(begin)

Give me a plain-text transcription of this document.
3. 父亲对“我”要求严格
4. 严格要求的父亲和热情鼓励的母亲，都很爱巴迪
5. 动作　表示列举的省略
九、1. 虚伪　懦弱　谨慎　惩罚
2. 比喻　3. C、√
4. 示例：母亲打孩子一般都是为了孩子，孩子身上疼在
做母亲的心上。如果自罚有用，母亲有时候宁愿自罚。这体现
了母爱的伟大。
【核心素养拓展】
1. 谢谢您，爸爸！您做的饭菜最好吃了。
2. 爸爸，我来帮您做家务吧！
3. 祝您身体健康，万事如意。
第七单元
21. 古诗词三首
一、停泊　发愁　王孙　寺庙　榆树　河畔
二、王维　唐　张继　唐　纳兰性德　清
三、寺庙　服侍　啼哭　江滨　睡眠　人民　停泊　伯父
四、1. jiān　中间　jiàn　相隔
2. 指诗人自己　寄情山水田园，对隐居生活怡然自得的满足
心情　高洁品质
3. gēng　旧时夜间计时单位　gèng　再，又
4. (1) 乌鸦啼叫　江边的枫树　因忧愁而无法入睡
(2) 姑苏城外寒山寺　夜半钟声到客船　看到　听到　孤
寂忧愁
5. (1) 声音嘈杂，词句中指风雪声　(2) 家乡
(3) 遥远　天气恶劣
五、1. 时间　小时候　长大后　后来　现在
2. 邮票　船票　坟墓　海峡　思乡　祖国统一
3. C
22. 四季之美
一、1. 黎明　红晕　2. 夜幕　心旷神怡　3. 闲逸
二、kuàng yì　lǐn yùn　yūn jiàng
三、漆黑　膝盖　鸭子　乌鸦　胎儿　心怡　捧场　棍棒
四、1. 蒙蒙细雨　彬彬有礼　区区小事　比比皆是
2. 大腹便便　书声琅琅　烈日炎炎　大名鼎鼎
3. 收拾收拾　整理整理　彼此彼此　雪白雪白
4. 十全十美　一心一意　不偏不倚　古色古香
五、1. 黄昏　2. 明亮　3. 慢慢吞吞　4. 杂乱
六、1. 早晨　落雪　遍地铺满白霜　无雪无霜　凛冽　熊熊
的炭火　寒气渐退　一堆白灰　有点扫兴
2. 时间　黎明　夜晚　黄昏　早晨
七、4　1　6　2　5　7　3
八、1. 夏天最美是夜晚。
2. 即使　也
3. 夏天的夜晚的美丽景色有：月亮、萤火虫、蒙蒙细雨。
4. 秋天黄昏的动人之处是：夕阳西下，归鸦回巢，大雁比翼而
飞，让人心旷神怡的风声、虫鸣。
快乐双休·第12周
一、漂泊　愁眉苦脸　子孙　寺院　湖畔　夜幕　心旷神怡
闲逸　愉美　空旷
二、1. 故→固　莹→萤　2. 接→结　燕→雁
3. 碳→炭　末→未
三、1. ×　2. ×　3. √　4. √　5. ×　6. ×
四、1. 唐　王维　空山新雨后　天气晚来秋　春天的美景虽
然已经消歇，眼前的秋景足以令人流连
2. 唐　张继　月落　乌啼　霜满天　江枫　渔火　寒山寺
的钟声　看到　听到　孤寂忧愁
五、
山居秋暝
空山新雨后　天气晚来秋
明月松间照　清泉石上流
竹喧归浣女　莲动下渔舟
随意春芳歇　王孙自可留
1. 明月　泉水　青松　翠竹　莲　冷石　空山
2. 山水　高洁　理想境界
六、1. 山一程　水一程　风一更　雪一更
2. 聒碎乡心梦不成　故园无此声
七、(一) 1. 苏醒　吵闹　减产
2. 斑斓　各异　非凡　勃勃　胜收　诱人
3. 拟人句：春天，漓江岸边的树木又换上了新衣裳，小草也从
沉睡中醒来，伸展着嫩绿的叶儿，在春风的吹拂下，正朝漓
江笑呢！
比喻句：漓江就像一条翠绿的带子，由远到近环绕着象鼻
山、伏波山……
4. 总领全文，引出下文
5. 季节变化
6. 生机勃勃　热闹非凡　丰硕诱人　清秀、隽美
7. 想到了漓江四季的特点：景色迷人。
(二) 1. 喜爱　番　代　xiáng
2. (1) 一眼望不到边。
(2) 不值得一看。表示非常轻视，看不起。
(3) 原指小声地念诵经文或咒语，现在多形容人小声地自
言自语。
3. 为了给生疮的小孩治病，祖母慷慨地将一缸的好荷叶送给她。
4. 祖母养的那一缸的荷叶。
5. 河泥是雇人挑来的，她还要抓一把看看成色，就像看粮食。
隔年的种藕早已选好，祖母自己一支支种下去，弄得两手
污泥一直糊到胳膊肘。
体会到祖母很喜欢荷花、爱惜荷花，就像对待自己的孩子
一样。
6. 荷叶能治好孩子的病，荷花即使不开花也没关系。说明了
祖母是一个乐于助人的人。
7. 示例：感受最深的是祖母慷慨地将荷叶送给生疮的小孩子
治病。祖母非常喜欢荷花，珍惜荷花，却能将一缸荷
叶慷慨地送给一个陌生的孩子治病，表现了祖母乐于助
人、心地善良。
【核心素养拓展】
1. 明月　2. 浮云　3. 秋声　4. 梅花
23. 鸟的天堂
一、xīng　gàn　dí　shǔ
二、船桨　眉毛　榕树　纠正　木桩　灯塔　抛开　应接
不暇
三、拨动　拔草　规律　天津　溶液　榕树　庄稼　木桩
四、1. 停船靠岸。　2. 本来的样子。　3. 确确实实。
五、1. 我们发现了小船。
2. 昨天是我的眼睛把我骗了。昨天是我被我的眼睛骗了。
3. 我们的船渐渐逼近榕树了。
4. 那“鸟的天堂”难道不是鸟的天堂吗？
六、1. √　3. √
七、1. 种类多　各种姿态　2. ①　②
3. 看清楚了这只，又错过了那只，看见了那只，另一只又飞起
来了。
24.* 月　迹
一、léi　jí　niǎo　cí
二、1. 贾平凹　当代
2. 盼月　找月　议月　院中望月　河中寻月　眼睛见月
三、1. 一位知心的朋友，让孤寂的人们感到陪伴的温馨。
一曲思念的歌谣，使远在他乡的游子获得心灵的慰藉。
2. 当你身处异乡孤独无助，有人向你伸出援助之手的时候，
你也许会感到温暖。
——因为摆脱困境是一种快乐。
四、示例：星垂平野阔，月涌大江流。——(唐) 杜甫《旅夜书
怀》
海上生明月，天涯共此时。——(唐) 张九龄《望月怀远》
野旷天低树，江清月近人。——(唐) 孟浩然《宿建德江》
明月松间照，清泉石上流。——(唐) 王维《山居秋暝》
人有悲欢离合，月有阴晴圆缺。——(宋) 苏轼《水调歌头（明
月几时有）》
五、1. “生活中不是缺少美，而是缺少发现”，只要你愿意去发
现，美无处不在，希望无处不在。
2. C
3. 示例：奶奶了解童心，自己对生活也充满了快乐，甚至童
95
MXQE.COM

(end)

▸ **What the task asks**: Tally the lines that hold the string "蒙蒙细雨" and state the total, nothing more.

▸ **Response to the exercise**: 2